··· SUPPLIED DATA

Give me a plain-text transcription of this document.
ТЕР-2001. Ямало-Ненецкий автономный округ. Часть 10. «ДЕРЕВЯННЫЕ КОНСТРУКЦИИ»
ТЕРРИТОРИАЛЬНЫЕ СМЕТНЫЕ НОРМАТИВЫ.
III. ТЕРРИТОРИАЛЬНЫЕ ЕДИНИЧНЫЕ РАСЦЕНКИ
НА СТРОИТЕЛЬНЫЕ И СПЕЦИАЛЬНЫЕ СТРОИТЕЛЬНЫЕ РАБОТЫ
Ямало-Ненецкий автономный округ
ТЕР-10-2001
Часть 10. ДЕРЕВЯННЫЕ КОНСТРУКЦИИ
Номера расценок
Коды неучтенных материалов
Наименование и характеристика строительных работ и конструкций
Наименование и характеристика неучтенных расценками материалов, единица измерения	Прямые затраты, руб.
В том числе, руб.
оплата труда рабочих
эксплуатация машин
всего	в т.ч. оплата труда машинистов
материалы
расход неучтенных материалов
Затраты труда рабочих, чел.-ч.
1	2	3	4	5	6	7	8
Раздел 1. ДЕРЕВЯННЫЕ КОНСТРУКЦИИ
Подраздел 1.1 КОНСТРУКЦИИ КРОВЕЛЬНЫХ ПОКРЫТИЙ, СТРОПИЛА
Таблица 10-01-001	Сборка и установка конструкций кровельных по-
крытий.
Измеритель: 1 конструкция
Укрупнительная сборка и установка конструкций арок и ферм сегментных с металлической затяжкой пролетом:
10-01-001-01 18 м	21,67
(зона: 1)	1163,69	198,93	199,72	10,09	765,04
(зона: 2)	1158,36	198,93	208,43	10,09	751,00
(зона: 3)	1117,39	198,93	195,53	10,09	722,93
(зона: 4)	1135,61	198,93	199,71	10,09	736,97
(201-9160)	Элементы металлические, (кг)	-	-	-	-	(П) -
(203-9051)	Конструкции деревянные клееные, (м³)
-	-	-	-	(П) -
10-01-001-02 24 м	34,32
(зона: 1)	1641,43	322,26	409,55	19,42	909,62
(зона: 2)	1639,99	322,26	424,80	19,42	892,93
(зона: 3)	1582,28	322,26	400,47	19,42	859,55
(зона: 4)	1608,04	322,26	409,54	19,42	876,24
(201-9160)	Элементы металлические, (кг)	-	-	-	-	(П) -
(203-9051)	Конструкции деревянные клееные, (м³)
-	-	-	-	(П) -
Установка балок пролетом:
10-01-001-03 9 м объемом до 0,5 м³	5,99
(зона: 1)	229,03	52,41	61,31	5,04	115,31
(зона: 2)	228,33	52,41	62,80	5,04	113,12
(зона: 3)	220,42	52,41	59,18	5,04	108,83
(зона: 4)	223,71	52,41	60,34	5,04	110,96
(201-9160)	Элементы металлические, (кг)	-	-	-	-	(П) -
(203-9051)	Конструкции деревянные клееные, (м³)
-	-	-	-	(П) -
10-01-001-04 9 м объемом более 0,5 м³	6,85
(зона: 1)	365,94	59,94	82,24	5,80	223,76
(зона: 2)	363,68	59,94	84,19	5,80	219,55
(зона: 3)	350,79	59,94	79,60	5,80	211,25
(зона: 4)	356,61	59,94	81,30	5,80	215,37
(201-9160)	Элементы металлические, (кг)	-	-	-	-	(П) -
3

······

| JOB |
Copy the lines from the entries above in which the word "автономный" appears.

| RESPONSE TO THE TASK |
ТЕР-2001. Ямало-Ненецкий автономный округ. Часть 10. «ДЕРЕВЯННЫЕ КОНСТРУКЦИИ»
Ямало-Ненецкий автономный округ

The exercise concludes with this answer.